**Records from a collection of figures**
_ _ _

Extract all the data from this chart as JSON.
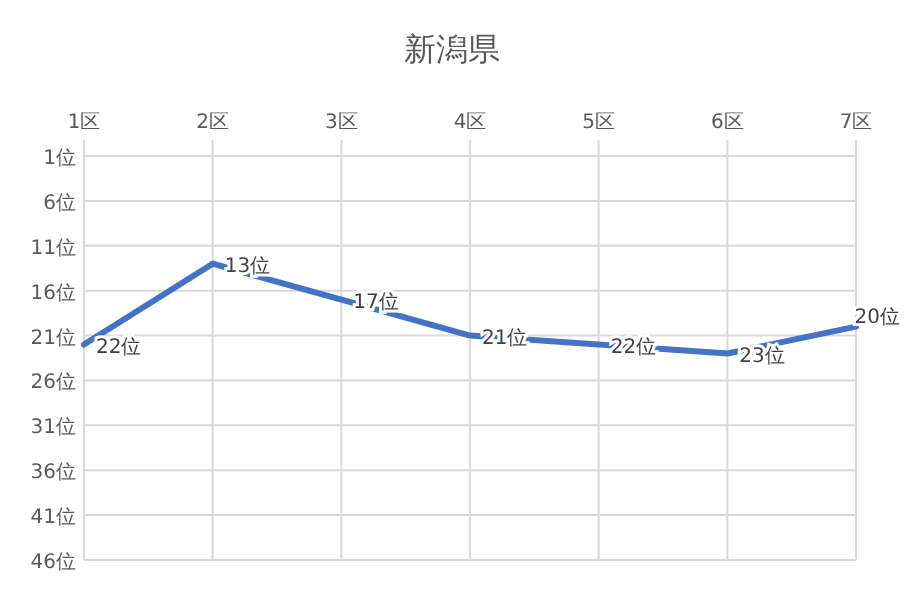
{
  "chart_data": {
    "type": "line",
    "title": "新潟県",
    "categories": [
      "1区",
      "2区",
      "3区",
      "4区",
      "5区",
      "6区",
      "7区"
    ],
    "series": [
      {
        "color": "#4472c4",
        "values": [
          22,
          13,
          17,
          21,
          22,
          23,
          20
        ],
        "value_labels": [
          "22位",
          "13位",
          "17位",
          "21位",
          "22位",
          "23位",
          "20位"
        ]
      }
    ],
    "ylim": [
      46,
      1
    ],
    "yticks": [
      {
        "value": 1,
        "label": "1位"
      },
      {
        "value": 6,
        "label": "6位"
      },
      {
        "value": 11,
        "label": "11位"
      },
      {
        "value": 16,
        "label": "16位"
      },
      {
        "value": 21,
        "label": "21位"
      },
      {
        "value": 26,
        "label": "26位"
      },
      {
        "value": 31,
        "label": "31位"
      },
      {
        "value": 36,
        "label": "36位"
      },
      {
        "value": 41,
        "label": "41位"
      },
      {
        "value": 46,
        "label": "46位"
      }
    ],
    "grid": true,
    "marker": "none",
    "line_style": "solid"
  }
}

_ _ _

**Exercise brief**
Repeat the material above verbatim, with no pictures in the output.

**The completed task**
Extract all the data from this chart as JSON.
{
  "chart_data": {
    "type": "line",
    "title": "新潟県",
    "categories": [
      "1区",
      "2区",
      "3区",
      "4区",
      "5区",
      "6区",
      "7区"
    ],
    "series": [
      {
        "color": "#4472c4",
        "values": [
          22,
          13,
          17,
          21,
          22,
          23,
          20
        ],
        "value_labels": [
          "22位",
          "13位",
          "17位",
          "21位",
          "22位",
          "23位",
          "20位"
        ]
      }
    ],
    "ylim": [
      46,
      1
    ],
    "yticks": [
      {
        "value": 1,
        "label": "1位"
      },
      {
        "value": 6,
        "label": "6位"
      },
      {
        "value": 11,
        "label": "11位"
      },
      {
        "value": 16,
        "label": "16位"
      },
      {
        "value": 21,
        "label": "21位"
      },
      {
        "value": 26,
        "label": "26位"
      },
      {
        "value": 31,
        "label": "31位"
      },
      {
        "value": 36,
        "label": "36位"
      },
      {
        "value": 41,
        "label": "41位"
      },
      {
        "value": 46,
        "label": "46位"
      }
    ],
    "grid": true,
    "marker": "none",
    "line_style": "solid"
  }
}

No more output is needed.